**Problem to work on**
Reproduce the entries in full, with no changes.

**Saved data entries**
_____

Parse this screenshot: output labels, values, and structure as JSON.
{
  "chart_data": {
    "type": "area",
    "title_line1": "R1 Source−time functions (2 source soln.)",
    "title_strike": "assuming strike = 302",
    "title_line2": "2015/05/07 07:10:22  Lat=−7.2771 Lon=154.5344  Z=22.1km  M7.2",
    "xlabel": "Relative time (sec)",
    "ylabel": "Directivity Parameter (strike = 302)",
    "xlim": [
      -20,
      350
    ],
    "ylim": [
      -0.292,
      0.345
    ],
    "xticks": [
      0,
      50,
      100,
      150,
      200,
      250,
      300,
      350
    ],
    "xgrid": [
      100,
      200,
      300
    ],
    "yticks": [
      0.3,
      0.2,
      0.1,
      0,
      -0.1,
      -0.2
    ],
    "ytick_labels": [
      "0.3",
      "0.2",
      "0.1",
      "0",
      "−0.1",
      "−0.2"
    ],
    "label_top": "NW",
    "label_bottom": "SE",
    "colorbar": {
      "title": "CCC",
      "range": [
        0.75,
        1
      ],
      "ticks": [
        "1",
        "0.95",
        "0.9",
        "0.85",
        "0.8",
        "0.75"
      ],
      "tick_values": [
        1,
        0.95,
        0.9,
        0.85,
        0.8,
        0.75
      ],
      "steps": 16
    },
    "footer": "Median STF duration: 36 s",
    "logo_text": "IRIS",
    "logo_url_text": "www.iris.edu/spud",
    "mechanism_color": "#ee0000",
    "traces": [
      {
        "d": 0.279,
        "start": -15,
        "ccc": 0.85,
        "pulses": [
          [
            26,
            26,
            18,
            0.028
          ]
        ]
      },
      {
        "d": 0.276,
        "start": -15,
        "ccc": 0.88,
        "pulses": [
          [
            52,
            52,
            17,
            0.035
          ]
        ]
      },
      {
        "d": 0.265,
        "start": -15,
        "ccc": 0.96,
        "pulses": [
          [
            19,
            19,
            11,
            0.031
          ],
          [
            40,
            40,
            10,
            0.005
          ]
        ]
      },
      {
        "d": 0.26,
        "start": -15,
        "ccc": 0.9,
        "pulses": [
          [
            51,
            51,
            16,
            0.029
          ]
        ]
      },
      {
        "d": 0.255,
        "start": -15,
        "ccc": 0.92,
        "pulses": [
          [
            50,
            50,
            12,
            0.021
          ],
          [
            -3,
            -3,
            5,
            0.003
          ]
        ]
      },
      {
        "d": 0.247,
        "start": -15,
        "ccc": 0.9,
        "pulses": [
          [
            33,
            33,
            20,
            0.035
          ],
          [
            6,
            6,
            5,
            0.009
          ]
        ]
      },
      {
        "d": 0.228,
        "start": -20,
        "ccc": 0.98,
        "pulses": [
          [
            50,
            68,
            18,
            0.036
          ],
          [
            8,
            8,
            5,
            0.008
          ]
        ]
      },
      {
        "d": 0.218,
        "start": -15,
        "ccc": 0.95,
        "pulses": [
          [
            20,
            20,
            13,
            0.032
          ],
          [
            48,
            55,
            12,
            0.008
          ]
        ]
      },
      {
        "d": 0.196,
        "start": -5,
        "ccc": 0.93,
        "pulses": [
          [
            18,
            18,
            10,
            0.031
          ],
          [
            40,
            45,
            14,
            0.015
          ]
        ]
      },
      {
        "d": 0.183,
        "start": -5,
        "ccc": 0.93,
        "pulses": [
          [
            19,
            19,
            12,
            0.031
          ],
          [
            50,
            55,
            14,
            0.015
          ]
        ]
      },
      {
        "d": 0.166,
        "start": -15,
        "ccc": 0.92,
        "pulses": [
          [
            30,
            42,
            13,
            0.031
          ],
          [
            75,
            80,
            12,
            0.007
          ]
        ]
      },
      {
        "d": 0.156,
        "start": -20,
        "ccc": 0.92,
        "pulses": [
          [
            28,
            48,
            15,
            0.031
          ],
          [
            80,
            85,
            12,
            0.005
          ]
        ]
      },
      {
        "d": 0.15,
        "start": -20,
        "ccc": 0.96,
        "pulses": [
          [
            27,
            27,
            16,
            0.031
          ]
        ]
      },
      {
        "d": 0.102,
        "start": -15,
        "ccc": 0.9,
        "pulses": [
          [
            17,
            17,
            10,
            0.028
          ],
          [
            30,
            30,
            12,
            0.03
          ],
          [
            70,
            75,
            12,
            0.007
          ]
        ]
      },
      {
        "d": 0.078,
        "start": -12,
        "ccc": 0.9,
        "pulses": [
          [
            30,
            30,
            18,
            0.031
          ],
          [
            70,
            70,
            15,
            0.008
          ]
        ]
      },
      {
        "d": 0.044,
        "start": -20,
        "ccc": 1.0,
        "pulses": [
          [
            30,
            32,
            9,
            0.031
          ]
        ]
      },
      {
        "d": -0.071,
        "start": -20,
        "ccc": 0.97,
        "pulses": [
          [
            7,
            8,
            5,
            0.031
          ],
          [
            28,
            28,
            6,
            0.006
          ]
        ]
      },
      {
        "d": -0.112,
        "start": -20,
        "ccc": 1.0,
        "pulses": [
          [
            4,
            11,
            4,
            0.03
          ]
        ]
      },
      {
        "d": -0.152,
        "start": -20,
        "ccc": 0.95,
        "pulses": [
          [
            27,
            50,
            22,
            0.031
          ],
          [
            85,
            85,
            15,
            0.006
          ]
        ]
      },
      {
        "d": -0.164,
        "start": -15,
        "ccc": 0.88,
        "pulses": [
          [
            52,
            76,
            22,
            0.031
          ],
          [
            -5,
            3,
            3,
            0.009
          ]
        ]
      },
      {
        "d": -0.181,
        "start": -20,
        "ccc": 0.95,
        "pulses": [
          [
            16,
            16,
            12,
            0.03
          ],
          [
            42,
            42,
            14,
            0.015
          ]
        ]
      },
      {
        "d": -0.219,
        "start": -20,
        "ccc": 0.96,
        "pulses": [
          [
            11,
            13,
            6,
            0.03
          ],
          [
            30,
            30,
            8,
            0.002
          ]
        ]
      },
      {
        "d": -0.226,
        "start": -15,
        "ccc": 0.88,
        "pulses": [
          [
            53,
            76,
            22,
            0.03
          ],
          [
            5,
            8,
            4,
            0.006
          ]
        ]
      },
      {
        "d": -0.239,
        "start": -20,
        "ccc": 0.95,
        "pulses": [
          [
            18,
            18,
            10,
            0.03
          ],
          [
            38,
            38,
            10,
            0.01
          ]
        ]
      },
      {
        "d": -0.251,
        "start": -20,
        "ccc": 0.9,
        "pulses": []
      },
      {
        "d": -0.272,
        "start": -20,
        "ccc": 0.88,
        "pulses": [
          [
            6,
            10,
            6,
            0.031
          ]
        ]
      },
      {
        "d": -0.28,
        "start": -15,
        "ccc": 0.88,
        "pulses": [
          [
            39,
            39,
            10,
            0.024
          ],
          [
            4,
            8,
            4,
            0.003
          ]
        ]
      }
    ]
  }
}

_____

**Correct response**
Parse this screenshot: output labels, values, and structure as JSON.
{
  "chart_data": {
    "type": "area",
    "title_line1": "R1 Source−time functions (2 source soln.)",
    "title_strike": "assuming strike = 302",
    "title_line2": "2015/05/07 07:10:22  Lat=−7.2771 Lon=154.5344  Z=22.1km  M7.2",
    "xlabel": "Relative time (sec)",
    "ylabel": "Directivity Parameter (strike = 302)",
    "xlim": [
      -20,
      350
    ],
    "ylim": [
      -0.292,
      0.345
    ],
    "xticks": [
      0,
      50,
      100,
      150,
      200,
      250,
      300,
      350
    ],
    "xgrid": [
      100,
      200,
      300
    ],
    "yticks": [
      0.3,
      0.2,
      0.1,
      0,
      -0.1,
      -0.2
    ],
    "ytick_labels": [
      "0.3",
      "0.2",
      "0.1",
      "0",
      "−0.1",
      "−0.2"
    ],
    "label_top": "NW",
    "label_bottom": "SE",
    "colorbar": {
      "title": "CCC",
      "range": [
        0.75,
        1
      ],
      "ticks": [
        "1",
        "0.95",
        "0.9",
        "0.85",
        "0.8",
        "0.75"
      ],
      "tick_values": [
        1,
        0.95,
        0.9,
        0.85,
        0.8,
        0.75
      ],
      "steps": 16
    },
    "footer": "Median STF duration: 36 s",
    "logo_text": "IRIS",
    "logo_url_text": "www.iris.edu/spud",
    "mechanism_color": "#ee0000",
    "traces": [
      {
        "d": 0.279,
        "start": -15,
        "ccc": 0.85,
        "pulses": [
          [
            26,
            26,
            18,
            0.028
          ]
        ]
      },
      {
        "d": 0.276,
        "start": -15,
        "ccc": 0.88,
        "pulses": [
          [
            52,
            52,
            17,
            0.035
          ]
        ]
      },
      {
        "d": 0.265,
        "start": -15,
        "ccc": 0.96,
        "pulses": [
          [
            19,
            19,
            11,
            0.031
          ],
          [
            40,
            40,
            10,
            0.005
          ]
        ]
      },
      {
        "d": 0.26,
        "start": -15,
        "ccc": 0.9,
        "pulses": [
          [
            51,
            51,
            16,
            0.029
          ]
        ]
      },
      {
        "d": 0.255,
        "start": -15,
        "ccc": 0.92,
        "pulses": [
          [
            50,
            50,
            12,
            0.021
          ],
          [
            -3,
            -3,
            5,
            0.003
          ]
        ]
      },
      {
        "d": 0.247,
        "start": -15,
        "ccc": 0.9,
        "pulses": [
          [
            33,
            33,
            20,
            0.035
          ],
          [
            6,
            6,
            5,
            0.009
          ]
        ]
      },
      {
        "d": 0.228,
        "start": -20,
        "ccc": 0.98,
        "pulses": [
          [
            50,
            68,
            18,
            0.036
          ],
          [
            8,
            8,
            5,
            0.008
          ]
        ]
      },
      {
        "d": 0.218,
        "start": -15,
        "ccc": 0.95,
        "pulses": [
          [
            20,
            20,
            13,
            0.032
          ],
          [
            48,
            55,
            12,
            0.008
          ]
        ]
      },
      {
        "d": 0.196,
        "start": -5,
        "ccc": 0.93,
        "pulses": [
          [
            18,
            18,
            10,
            0.031
          ],
          [
            40,
            45,
            14,
            0.015
          ]
        ]
      },
      {
        "d": 0.183,
        "start": -5,
        "ccc": 0.93,
        "pulses": [
          [
            19,
            19,
            12,
            0.031
          ],
          [
            50,
            55,
            14,
            0.015
          ]
        ]
      },
      {
        "d": 0.166,
        "start": -15,
        "ccc": 0.92,
        "pulses": [
          [
            30,
            42,
            13,
            0.031
          ],
          [
            75,
            80,
            12,
            0.007
          ]
        ]
      },
      {
        "d": 0.156,
        "start": -20,
        "ccc": 0.92,
        "pulses": [
          [
            28,
            48,
            15,
            0.031
          ],
          [
            80,
            85,
            12,
            0.005
          ]
        ]
      },
      {
        "d": 0.15,
        "start": -20,
        "ccc": 0.96,
        "pulses": [
          [
            27,
            27,
            16,
            0.031
          ]
        ]
      },
      {
        "d": 0.102,
        "start": -15,
        "ccc": 0.9,
        "pulses": [
          [
            17,
            17,
            10,
            0.028
          ],
          [
            30,
            30,
            12,
            0.03
          ],
          [
            70,
            75,
            12,
            0.007
          ]
        ]
      },
      {
        "d": 0.078,
        "start": -12,
        "ccc": 0.9,
        "pulses": [
          [
            30,
            30,
            18,
            0.031
          ],
          [
            70,
            70,
            15,
            0.008
          ]
        ]
      },
      {
        "d": 0.044,
        "start": -20,
        "ccc": 1.0,
        "pulses": [
          [
            30,
            32,
            9,
            0.031
          ]
        ]
      },
      {
        "d": -0.071,
        "start": -20,
        "ccc": 0.97,
        "pulses": [
          [
            7,
            8,
            5,
            0.031
          ],
          [
            28,
            28,
            6,
            0.006
          ]
        ]
      },
      {
        "d": -0.112,
        "start": -20,
        "ccc": 1.0,
        "pulses": [
          [
            4,
            11,
            4,
            0.03
          ]
        ]
      },
      {
        "d": -0.152,
        "start": -20,
        "ccc": 0.95,
        "pulses": [
          [
            27,
            50,
            22,
            0.031
          ],
          [
            85,
            85,
            15,
            0.006
          ]
        ]
      },
      {
        "d": -0.164,
        "start": -15,
        "ccc": 0.88,
        "pulses": [
          [
            52,
            76,
            22,
            0.031
          ],
          [
            -5,
            3,
            3,
            0.009
          ]
        ]
      },
      {
        "d": -0.181,
        "start": -20,
        "ccc": 0.95,
        "pulses": [
          [
            16,
            16,
            12,
            0.03
          ],
          [
            42,
            42,
            14,
            0.015
          ]
        ]
      },
      {
        "d": -0.219,
        "start": -20,
        "ccc": 0.96,
        "pulses": [
          [
            11,
            13,
            6,
            0.03
          ],
          [
            30,
            30,
            8,
            0.002
          ]
        ]
      },
      {
        "d": -0.226,
        "start": -15,
        "ccc": 0.88,
        "pulses": [
          [
            53,
            76,
            22,
            0.03
          ],
          [
            5,
            8,
            4,
            0.006
          ]
        ]
      },
      {
        "d": -0.239,
        "start": -20,
        "ccc": 0.95,
        "pulses": [
          [
            18,
            18,
            10,
            0.03
          ],
          [
            38,
            38,
            10,
            0.01
          ]
        ]
      },
      {
        "d": -0.251,
        "start": -20,
        "ccc": 0.9,
        "pulses": []
      },
      {
        "d": -0.272,
        "start": -20,
        "ccc": 0.88,
        "pulses": [
          [
            6,
            10,
            6,
            0.031
          ]
        ]
      },
      {
        "d": -0.28,
        "start": -15,
        "ccc": 0.88,
        "pulses": [
          [
            39,
            39,
            10,
            0.024
          ],
          [
            4,
            8,
            4,
            0.003
          ]
        ]
      }
    ]
  }
}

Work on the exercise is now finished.